*WHAT THE TASK ASKS:*
Compute how many lines in the entries below contain "this", and output nothing but the number.

-----

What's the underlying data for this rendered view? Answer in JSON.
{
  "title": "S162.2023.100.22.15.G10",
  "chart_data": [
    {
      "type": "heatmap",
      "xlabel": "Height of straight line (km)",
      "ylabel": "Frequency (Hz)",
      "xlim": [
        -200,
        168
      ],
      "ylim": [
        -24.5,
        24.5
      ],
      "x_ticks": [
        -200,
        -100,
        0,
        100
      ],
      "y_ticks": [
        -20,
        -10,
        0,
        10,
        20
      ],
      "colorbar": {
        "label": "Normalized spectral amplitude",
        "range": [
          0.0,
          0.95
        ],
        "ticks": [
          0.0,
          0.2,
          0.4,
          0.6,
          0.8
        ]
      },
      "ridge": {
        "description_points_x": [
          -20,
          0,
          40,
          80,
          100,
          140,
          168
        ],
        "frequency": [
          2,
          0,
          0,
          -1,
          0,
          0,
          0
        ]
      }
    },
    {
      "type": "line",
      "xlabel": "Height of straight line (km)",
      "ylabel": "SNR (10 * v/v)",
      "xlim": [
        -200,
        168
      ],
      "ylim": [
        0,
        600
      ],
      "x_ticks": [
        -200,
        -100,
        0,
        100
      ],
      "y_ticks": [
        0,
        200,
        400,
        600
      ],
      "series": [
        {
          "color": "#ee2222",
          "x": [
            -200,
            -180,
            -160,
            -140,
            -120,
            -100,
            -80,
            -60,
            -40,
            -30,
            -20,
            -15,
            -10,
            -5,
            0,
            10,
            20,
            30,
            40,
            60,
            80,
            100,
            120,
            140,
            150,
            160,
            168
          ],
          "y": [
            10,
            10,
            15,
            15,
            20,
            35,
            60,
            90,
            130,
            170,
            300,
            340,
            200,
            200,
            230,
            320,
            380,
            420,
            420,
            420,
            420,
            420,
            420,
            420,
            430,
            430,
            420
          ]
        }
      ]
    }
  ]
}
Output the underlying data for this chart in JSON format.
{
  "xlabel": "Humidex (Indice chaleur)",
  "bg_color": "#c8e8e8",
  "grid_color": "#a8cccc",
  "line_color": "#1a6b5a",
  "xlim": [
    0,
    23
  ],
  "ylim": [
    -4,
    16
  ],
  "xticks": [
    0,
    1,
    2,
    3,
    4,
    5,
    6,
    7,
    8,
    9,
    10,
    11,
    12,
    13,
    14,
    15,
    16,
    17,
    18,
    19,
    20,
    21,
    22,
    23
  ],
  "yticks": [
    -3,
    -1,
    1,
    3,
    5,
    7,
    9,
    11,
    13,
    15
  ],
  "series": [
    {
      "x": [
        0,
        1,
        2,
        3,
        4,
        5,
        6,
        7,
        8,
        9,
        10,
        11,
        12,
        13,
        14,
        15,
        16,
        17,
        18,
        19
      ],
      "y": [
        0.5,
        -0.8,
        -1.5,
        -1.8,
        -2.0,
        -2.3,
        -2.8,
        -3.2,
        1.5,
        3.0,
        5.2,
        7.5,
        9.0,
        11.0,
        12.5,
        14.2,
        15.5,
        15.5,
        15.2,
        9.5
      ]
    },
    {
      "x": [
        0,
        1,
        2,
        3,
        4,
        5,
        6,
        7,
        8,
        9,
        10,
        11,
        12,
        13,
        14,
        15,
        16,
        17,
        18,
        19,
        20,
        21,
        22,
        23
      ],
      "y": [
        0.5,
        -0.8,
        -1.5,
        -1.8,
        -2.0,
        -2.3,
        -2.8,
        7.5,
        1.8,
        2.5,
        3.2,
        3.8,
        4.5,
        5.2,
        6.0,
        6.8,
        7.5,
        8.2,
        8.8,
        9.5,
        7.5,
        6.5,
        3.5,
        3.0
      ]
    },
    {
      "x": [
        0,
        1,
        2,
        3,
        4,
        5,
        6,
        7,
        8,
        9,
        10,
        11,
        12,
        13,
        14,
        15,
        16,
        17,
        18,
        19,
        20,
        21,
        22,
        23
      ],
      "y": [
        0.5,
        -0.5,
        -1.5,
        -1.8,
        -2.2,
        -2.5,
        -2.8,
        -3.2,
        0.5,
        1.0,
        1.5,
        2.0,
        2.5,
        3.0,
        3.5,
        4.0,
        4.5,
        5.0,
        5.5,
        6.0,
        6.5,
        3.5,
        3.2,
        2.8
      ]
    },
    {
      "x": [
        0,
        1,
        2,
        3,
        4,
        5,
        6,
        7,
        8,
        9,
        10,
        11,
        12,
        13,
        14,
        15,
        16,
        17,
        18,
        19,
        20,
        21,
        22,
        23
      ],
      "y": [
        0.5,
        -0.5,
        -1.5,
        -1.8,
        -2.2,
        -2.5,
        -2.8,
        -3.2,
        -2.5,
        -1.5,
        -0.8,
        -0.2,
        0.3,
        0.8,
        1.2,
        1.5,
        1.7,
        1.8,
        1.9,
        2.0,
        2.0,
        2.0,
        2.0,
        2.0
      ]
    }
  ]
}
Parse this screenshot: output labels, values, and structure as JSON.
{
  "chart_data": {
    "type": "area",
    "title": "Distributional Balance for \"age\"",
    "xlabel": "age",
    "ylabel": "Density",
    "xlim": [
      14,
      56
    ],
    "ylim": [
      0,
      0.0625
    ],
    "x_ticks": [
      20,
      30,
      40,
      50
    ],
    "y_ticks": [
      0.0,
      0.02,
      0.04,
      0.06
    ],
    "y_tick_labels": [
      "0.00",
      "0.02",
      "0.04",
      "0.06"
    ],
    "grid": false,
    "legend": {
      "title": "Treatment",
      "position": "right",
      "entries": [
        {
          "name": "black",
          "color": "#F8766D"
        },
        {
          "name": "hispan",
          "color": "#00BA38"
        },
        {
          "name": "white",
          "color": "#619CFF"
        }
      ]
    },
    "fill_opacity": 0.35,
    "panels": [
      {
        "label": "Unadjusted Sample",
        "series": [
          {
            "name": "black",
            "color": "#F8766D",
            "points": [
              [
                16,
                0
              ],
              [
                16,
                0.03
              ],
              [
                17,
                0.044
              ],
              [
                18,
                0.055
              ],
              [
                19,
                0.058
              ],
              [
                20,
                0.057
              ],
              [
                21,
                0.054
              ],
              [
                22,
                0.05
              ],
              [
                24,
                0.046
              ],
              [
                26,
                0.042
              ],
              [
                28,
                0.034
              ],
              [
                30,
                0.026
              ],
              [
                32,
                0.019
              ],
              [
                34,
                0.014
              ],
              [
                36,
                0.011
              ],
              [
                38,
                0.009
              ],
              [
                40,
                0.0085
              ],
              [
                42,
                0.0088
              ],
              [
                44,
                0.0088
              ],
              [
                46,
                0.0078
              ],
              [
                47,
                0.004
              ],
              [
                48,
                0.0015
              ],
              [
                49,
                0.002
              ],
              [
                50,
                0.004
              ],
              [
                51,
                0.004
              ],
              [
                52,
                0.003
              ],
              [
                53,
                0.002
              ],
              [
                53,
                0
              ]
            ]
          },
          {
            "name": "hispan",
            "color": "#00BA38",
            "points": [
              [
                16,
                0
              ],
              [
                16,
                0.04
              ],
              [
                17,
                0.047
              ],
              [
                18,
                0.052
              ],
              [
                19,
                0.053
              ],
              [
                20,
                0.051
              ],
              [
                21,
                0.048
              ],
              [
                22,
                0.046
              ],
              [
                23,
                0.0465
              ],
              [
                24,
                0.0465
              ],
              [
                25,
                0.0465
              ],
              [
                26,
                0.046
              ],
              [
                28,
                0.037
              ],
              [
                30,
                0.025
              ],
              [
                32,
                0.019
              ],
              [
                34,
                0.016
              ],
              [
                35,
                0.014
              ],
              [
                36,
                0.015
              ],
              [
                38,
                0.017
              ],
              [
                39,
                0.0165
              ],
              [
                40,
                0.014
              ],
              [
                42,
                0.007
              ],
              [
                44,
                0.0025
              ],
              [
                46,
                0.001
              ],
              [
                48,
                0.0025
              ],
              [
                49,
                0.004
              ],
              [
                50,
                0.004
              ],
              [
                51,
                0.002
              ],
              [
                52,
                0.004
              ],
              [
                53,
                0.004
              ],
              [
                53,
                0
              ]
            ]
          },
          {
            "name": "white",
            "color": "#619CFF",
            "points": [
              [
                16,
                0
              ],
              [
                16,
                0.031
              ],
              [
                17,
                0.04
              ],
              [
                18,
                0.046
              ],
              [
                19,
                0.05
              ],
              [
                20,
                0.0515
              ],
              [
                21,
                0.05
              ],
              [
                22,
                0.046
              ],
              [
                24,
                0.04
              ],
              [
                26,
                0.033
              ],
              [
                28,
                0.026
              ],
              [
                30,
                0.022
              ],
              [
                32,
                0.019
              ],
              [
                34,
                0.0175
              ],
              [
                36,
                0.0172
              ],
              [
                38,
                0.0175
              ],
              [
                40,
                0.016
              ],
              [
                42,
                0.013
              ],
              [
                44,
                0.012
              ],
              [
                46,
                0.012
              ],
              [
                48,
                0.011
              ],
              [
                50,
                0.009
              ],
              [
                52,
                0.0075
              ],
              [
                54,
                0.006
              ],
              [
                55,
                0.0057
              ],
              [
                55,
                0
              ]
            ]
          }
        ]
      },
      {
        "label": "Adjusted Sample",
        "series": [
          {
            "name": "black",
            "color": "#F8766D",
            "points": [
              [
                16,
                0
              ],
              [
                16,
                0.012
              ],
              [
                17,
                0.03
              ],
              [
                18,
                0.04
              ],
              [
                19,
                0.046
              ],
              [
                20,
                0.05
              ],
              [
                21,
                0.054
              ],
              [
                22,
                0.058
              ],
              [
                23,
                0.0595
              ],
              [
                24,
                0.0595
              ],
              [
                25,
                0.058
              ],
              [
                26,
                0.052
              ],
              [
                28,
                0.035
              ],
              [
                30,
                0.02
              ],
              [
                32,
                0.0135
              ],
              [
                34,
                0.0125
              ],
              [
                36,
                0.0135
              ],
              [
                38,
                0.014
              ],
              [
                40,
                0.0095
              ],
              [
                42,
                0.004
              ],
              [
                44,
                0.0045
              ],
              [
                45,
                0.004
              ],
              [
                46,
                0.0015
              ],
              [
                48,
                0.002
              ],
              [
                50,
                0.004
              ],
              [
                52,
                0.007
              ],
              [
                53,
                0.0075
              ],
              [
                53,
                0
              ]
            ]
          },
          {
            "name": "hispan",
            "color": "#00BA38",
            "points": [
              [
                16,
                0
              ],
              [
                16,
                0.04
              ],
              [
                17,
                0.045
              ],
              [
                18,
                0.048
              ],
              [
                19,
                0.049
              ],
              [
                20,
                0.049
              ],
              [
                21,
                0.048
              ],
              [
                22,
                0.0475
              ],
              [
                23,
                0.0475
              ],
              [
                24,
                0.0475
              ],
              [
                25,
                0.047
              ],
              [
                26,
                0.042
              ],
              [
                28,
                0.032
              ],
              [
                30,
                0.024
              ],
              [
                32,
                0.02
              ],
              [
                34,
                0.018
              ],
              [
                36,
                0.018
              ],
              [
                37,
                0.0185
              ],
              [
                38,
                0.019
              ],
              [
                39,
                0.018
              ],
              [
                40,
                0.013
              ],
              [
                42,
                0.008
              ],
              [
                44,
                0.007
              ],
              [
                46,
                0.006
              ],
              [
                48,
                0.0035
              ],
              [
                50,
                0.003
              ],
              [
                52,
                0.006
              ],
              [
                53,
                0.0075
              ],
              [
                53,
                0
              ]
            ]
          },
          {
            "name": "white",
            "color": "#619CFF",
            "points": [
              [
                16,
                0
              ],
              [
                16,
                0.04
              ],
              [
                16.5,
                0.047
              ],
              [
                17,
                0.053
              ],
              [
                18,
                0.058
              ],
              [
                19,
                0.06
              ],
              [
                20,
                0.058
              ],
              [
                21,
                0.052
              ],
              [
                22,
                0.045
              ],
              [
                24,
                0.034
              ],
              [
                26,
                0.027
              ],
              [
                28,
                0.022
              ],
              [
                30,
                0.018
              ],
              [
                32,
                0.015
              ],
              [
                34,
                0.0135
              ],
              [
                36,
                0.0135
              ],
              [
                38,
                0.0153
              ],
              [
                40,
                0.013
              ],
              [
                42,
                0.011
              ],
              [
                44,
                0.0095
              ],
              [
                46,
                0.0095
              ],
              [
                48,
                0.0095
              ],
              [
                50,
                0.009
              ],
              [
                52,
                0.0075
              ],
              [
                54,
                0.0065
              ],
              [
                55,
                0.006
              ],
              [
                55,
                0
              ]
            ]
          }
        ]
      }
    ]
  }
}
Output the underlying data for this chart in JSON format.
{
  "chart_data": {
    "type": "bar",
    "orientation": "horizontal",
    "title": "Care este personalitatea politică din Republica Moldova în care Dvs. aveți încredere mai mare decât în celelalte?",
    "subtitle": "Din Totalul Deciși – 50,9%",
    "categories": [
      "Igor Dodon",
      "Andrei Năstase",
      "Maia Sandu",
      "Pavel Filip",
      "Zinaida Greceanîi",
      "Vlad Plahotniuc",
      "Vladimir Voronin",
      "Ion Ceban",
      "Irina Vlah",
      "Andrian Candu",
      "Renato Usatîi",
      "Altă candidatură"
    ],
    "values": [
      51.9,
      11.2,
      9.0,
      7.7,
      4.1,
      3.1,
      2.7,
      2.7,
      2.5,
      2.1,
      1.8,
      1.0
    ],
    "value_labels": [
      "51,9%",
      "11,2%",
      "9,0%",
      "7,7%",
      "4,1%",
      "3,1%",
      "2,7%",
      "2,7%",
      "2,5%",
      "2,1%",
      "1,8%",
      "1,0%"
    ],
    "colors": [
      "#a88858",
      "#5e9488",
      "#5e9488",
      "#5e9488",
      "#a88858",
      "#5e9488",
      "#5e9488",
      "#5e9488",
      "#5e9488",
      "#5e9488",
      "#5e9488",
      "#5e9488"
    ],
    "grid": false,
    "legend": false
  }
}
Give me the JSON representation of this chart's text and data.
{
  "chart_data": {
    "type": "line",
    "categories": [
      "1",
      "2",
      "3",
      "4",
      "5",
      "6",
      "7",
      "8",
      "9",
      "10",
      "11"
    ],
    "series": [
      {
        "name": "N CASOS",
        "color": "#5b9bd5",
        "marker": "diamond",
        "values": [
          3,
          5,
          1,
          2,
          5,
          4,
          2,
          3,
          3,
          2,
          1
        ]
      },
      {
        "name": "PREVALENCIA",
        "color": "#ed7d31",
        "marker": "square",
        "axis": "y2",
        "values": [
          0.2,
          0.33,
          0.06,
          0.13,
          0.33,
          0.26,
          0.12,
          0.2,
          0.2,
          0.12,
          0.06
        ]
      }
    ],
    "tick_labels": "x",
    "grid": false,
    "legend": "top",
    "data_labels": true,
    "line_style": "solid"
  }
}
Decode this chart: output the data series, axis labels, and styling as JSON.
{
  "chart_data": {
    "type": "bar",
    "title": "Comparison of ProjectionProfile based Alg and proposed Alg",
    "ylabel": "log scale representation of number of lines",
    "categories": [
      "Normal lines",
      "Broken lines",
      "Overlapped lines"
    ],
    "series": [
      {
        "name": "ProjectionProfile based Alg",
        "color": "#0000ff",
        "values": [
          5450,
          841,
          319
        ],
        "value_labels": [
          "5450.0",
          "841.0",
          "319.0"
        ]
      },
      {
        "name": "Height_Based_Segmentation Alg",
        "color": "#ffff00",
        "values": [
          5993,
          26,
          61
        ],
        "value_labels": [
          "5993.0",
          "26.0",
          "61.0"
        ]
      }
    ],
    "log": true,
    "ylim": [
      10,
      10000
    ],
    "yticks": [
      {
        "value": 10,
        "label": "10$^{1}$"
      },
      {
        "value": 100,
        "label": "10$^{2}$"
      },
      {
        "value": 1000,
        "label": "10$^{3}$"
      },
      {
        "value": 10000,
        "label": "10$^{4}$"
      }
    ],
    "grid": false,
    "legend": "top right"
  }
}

-----

*TASK RESULT:*
6